◆ Texte fourni:
======

Peugeot 106 I phase 2 (1A/C) (1996 – 2003)

Score de fiabilité : 8.2/10

La Peugeot 106 Phase 2, lancée en 1996, marque une évolution majeure de la citadine au lion. Elle partage désormais l'essentiel de sa plateforme et de ses motorisations avec sa cousine, la Citroën Saxo. Plus arrondie, mieux finie et légèrement plus sûre que la Phase 1, elle conserve ce qui a fait son succès : un poids plume (souvent sous la tonne), un comportement routier vif et joueur, et des coûts d'entretien dérisoires. Aujourd'hui, elle a quitté le statut de simple voiture d'occasion pour entrer dans l'ère du Youngtimer, particulièrement dans ses déclinaisons sportives (S16, Enfant Terrible, Sport). Si sa sécurité passive est totalement dépassée par les standards actuels, sa fiabilité mécanique globale (moteurs de la famille TU) en fait une excellente école pour apprendre la mécanique

✅ Points forts

⚠️ Points faibles

🎯 Verdict

La Peugeot 106 Phase 2 est l'archétype de la citadine des années 90 : légère, communicative et économique. En motorisation essence, le 1.1i de 60 ch est le maître-achat pour un usage quotidien ou un jeune permis : il est indestructible, vif et consomme peu. Le 1.4i offre plus de polyvalence mais demande une vigilance accrue sur le joint de culasse. Quant à la S16, c'est un véritable collector dont la cote s'envole, mais qui exige un budget entretien rigoureux (boîte, train arrière). Achetez en connaissance de cause : prévoyez un budget pour refaire le train arrière s'il n'a pas été fait, et vous aurez une voiture capable de rouler indéfiniment.

======

◆ Données fournies:

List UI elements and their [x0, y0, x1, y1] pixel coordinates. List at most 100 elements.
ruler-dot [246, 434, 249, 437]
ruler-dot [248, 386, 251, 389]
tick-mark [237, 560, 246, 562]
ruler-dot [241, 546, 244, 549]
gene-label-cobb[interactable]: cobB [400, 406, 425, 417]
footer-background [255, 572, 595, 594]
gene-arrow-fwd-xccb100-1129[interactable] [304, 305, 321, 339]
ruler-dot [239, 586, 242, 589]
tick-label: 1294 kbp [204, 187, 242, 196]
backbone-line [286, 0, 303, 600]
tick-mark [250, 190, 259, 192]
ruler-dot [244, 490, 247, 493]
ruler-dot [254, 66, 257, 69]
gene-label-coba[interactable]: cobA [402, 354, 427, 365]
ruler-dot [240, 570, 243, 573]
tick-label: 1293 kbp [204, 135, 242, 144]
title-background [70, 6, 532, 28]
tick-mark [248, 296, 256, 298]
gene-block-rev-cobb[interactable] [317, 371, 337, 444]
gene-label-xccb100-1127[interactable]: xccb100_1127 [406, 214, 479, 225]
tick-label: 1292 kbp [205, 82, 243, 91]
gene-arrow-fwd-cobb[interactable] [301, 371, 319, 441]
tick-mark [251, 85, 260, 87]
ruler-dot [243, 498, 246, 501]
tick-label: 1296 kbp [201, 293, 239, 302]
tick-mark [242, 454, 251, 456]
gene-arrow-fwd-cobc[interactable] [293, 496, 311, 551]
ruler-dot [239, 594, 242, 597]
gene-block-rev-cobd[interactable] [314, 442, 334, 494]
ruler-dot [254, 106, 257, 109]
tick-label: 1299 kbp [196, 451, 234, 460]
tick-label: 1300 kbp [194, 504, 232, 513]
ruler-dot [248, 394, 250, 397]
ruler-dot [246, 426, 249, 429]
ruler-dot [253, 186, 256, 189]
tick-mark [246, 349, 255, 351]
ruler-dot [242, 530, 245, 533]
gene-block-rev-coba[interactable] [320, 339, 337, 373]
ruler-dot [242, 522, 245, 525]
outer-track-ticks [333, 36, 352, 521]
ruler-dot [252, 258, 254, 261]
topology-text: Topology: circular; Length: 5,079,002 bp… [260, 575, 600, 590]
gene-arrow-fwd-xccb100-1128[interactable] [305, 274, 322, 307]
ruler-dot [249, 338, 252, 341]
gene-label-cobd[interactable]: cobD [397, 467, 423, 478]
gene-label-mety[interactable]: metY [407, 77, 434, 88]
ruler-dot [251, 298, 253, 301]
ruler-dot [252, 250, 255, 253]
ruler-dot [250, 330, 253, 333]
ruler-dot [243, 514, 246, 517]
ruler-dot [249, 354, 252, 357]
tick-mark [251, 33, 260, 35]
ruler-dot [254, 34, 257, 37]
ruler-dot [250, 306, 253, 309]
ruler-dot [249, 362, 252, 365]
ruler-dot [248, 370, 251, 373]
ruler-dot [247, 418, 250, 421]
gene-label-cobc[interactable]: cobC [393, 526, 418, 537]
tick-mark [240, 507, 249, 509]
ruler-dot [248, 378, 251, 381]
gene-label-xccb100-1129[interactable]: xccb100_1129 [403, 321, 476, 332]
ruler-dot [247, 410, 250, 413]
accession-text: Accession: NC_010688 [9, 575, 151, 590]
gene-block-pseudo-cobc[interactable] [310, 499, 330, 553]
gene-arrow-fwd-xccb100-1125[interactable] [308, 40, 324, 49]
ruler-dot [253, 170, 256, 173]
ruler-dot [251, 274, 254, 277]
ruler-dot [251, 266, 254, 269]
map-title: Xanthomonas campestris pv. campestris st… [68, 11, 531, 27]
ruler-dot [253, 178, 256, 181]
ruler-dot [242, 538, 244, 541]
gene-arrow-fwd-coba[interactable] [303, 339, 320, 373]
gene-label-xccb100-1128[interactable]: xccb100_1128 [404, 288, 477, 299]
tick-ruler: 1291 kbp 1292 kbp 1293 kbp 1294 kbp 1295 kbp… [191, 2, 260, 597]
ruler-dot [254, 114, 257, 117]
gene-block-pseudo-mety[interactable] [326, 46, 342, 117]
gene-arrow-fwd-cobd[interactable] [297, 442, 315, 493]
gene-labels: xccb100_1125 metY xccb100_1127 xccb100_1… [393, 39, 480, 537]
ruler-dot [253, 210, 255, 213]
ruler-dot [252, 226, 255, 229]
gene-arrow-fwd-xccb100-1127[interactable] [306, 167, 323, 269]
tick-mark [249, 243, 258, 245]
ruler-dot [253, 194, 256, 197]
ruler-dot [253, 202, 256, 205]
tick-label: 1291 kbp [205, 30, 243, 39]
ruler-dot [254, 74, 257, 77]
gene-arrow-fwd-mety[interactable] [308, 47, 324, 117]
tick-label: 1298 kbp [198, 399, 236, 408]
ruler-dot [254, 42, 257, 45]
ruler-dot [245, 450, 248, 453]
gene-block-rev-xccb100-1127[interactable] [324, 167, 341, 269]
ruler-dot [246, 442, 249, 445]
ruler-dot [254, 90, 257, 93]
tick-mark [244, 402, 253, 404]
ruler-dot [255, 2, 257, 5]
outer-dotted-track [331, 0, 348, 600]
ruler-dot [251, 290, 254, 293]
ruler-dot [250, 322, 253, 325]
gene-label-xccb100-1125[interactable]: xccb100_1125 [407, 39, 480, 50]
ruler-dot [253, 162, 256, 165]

======

◆ Énoncé de l'exercice: Reproduisez intégralement, sans aucune modification, le texte fourni sur la Peugeot 106 Phase 2.

◆ Solution du problème:
Peugeot 106 I phase 2 (1A/C) (1996 – 2003)

Score de fiabilité : 8.2/10

La Peugeot 106 Phase 2, lancée en 1996, marque une évolution majeure de la citadine au lion. Elle partage désormais l'essentiel de sa plateforme et de ses motorisations avec sa cousine, la Citroën Saxo. Plus arrondie, mieux finie et légèrement plus sûre que la Phase 1, elle conserve ce qui a fait son succès : un poids plume (souvent sous la tonne), un comportement routier vif et joueur, et des coûts d'entretien dérisoires. Aujourd'hui, elle a quitté le statut de simple voiture d'occasion pour entrer dans l'ère du Youngtimer, particulièrement dans ses déclinaisons sportives (S16, Enfant Terrible, Sport). Si sa sécurité passive est totalement dépassée par les standards actuels, sa fiabilité mécanique globale (moteurs de la famille TU) en fait une excellente école pour apprendre la mécanique

✅ Points forts

⚠️ Points faibles

🎯 Verdict

La Peugeot 106 Phase 2 est l'archétype de la citadine des années 90 : légère, communicative et économique. En motorisation essence, le 1.1i de 60 ch est le maître-achat pour un usage quotidien ou un jeune permis : il est indestructible, vif et consomme peu. Le 1.4i offre plus de polyvalence mais demande une vigilance accrue sur le joint de culasse. Quant à la S16, c'est un véritable collector dont la cote s'envole, mais qui exige un budget entretien rigoureux (boîte, train arrière). Achetez en connaissance de cause : prévoyez un budget pour refaire le train arrière s'il n'a pas été fait, et vous aurez une voiture capable de rouler indéfiniment.